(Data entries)
|---|

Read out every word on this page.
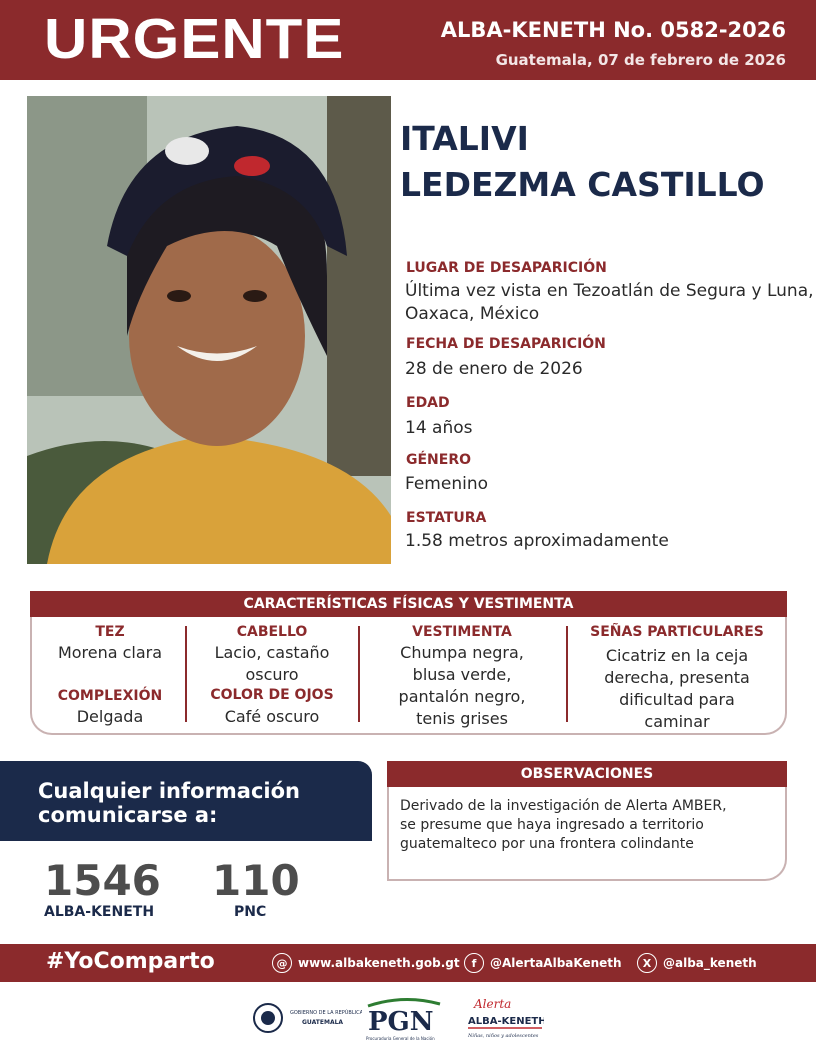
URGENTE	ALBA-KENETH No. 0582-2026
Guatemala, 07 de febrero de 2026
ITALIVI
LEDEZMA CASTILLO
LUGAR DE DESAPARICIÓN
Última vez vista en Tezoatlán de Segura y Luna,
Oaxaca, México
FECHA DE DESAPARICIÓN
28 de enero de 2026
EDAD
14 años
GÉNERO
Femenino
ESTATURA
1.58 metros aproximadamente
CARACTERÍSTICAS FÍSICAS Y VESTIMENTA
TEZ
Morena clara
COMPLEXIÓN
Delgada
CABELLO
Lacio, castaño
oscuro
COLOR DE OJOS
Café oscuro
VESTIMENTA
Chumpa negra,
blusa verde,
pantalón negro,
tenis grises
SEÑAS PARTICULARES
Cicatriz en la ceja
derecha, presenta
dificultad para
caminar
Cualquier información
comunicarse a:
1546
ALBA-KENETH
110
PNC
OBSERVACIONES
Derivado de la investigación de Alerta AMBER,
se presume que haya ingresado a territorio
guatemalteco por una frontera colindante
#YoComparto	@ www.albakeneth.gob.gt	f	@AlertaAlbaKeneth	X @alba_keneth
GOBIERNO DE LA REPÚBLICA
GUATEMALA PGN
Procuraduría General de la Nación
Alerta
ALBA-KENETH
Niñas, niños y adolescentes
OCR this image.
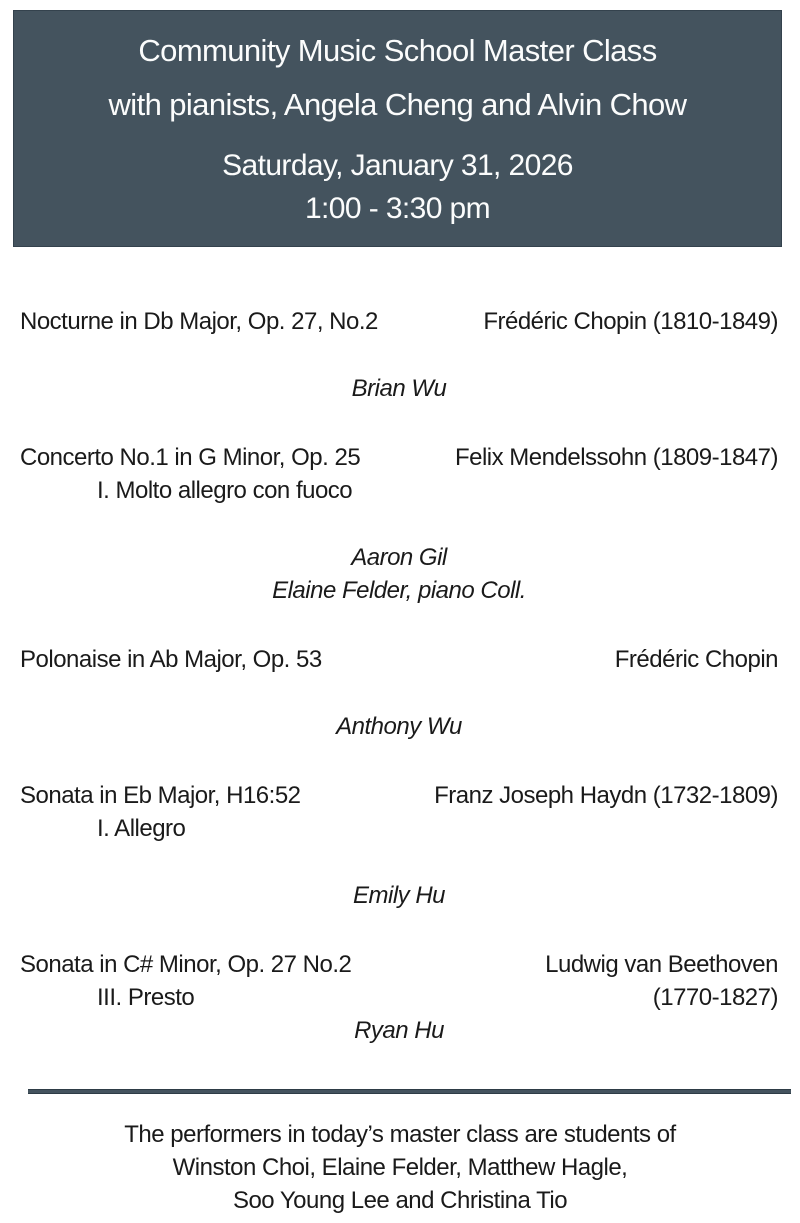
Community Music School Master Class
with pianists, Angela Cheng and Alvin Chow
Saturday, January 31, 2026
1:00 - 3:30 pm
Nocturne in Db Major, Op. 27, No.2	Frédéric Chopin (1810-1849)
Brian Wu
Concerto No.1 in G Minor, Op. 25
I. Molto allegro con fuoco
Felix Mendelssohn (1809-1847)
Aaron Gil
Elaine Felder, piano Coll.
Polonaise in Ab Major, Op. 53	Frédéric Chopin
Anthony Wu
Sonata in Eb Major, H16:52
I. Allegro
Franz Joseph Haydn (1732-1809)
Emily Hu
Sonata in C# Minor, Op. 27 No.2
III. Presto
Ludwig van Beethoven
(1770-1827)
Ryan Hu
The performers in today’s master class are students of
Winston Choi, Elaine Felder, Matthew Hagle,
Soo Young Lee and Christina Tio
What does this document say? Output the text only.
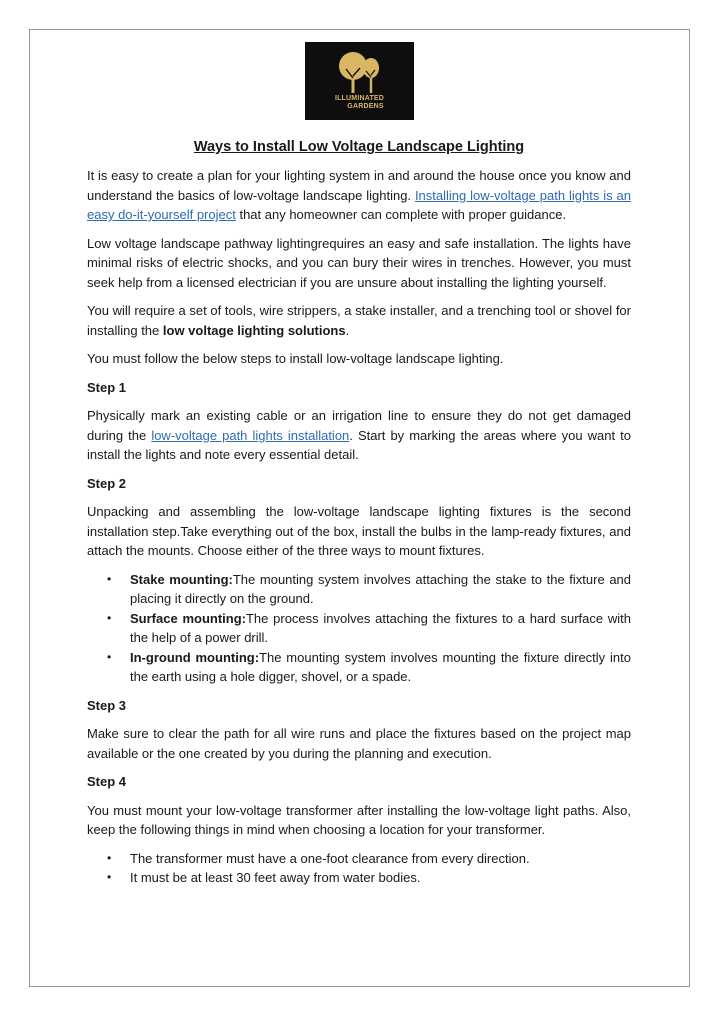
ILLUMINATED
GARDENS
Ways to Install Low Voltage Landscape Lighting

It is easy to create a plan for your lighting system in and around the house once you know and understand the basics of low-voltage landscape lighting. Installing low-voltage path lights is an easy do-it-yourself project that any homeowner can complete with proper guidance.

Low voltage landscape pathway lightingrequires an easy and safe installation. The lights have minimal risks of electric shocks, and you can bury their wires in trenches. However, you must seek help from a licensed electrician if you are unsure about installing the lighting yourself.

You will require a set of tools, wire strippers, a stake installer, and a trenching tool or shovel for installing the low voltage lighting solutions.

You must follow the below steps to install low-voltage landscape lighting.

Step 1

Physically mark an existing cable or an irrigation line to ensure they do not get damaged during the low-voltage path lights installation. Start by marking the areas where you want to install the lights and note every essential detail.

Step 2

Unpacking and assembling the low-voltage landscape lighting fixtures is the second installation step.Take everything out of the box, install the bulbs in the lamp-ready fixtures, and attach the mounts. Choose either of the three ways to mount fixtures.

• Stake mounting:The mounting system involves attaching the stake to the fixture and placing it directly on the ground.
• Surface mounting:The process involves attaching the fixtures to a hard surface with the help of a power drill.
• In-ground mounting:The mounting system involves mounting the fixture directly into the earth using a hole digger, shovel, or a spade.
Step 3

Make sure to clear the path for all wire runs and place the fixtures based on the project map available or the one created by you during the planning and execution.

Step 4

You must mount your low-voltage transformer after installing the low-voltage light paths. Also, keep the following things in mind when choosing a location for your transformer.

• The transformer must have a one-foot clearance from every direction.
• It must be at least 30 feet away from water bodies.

|---|

__To do__.
Without including the pictures, return each record above exactly as it stands.

__Exercise solution__.
Read out every word on this page.
URGENTE	ALBA-KENETH No. 0582-2026
Guatemala, 07 de febrero de 2026
ITALIVI
LEDEZMA CASTILLO
LUGAR DE DESAPARICIÓN
Última vez vista en Tezoatlán de Segura y Luna,
Oaxaca, México
FECHA DE DESAPARICIÓN
28 de enero de 2026
EDAD
14 años
GÉNERO
Femenino
ESTATURA
1.58 metros aproximadamente
CARACTERÍSTICAS FÍSICAS Y VESTIMENTA
TEZ
Morena clara
COMPLEXIÓN
Delgada
CABELLO
Lacio, castaño
oscuro
COLOR DE OJOS
Café oscuro
VESTIMENTA
Chumpa negra,
blusa verde,
pantalón negro,
tenis grises
SEÑAS PARTICULARES
Cicatriz en la ceja
derecha, presenta
dificultad para
caminar
Cualquier información
comunicarse a:
1546
ALBA-KENETH
110
PNC
OBSERVACIONES
Derivado de la investigación de Alerta AMBER,
se presume que haya ingresado a territorio
guatemalteco por una frontera colindante
#YoComparto	@ www.albakeneth.gob.gt	f	@AlertaAlbaKeneth	X @alba_keneth
GOBIERNO DE LA REPÚBLICA
GUATEMALA PGN
Procuraduría General de la Nación
Alerta
ALBA-KENETH
Niñas, niños y adolescentes
OCR this image.
Community Music School Master Class
with pianists, Angela Cheng and Alvin Chow
Saturday, January 31, 2026
1:00 - 3:30 pm
Nocturne in Db Major, Op. 27, No.2	Frédéric Chopin (1810-1849)
Brian Wu
Concerto No.1 in G Minor, Op. 25
I. Molto allegro con fuoco
Felix Mendelssohn (1809-1847)
Aaron Gil
Elaine Felder, piano Coll.
Polonaise in Ab Major, Op. 53	Frédéric Chopin
Anthony Wu
Sonata in Eb Major, H16:52
I. Allegro
Franz Joseph Haydn (1732-1809)
Emily Hu
Sonata in C# Minor, Op. 27 No.2
III. Presto
Ludwig van Beethoven
(1770-1827)
Ryan Hu
The performers in today’s master class are students of
Winston Choi, Elaine Felder, Matthew Hagle,
Soo Young Lee and Christina Tio
What does this document say? Output the text only.
ILLUMINATED
GARDENS
Ways to Install Low Voltage Landscape Lighting

It is easy to create a plan for your lighting system in and around the house once you know and understand the basics of low-voltage landscape lighting. Installing low-voltage path lights is an easy do-it-yourself project that any homeowner can complete with proper guidance.

Low voltage landscape pathway lightingrequires an easy and safe installation. The lights have minimal risks of electric shocks, and you can bury their wires in trenches. However, you must seek help from a licensed electrician if you are unsure about installing the lighting yourself.

You will require a set of tools, wire strippers, a stake installer, and a trenching tool or shovel for installing the low voltage lighting solutions.

You must follow the below steps to install low-voltage landscape lighting.

Step 1

Physically mark an existing cable or an irrigation line to ensure they do not get damaged during the low-voltage path lights installation. Start by marking the areas where you want to install the lights and note every essential detail.

Step 2

Unpacking and assembling the low-voltage landscape lighting fixtures is the second installation step.Take everything out of the box, install the bulbs in the lamp-ready fixtures, and attach the mounts. Choose either of the three ways to mount fixtures.

• Stake mounting:The mounting system involves attaching the stake to the fixture and placing it directly on the ground.
• Surface mounting:The process involves attaching the fixtures to a hard surface with the help of a power drill.
• In-ground mounting:The mounting system involves mounting the fixture directly into the earth using a hole digger, shovel, or a spade.
Step 3

Make sure to clear the path for all wire runs and place the fixtures based on the project map available or the one created by you during the planning and execution.

Step 4

You must mount your low-voltage transformer after installing the low-voltage light paths. Also, keep the following things in mind when choosing a location for your transformer.

• The transformer must have a one-foot clearance from every direction.
• It must be at least 30 feet away from water bodies.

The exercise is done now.